Excerpts from a figure dataset =
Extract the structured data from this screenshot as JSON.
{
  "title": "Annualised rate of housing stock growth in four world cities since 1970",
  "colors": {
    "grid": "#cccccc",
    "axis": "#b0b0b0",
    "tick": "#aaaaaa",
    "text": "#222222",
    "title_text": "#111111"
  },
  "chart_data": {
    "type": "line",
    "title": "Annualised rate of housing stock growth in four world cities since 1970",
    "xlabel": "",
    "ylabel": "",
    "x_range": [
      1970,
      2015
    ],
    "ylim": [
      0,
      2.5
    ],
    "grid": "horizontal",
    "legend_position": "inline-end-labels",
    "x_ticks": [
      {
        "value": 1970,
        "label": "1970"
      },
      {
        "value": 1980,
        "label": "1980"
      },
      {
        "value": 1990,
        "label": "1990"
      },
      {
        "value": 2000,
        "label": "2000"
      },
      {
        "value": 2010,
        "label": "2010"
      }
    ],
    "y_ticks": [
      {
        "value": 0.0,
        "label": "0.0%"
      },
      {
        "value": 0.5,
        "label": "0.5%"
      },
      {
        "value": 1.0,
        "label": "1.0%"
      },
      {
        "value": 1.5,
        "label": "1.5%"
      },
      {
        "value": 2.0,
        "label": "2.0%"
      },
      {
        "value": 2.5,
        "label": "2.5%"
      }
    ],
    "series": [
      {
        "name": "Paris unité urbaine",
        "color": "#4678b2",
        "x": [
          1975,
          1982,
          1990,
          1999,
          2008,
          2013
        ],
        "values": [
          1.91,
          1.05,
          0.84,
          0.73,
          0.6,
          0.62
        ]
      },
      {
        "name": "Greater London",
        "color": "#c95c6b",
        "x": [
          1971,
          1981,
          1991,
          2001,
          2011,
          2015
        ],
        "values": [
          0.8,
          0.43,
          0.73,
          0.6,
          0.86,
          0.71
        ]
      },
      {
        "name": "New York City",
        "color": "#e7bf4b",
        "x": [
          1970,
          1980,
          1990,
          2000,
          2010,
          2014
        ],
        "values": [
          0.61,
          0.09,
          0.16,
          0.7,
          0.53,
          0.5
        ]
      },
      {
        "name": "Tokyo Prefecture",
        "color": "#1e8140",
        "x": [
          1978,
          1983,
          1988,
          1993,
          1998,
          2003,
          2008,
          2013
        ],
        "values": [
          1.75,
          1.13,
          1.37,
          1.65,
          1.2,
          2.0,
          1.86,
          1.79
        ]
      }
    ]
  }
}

WHAT YOU HAVE TO DO = Take every line containing the word "Annualised" and copy it.

FINAL ANSWER =
  "title": "Annualised rate of housing stock growth in four world cities since 1970",
    "title": "Annualised rate of housing stock growth in four world cities since 1970",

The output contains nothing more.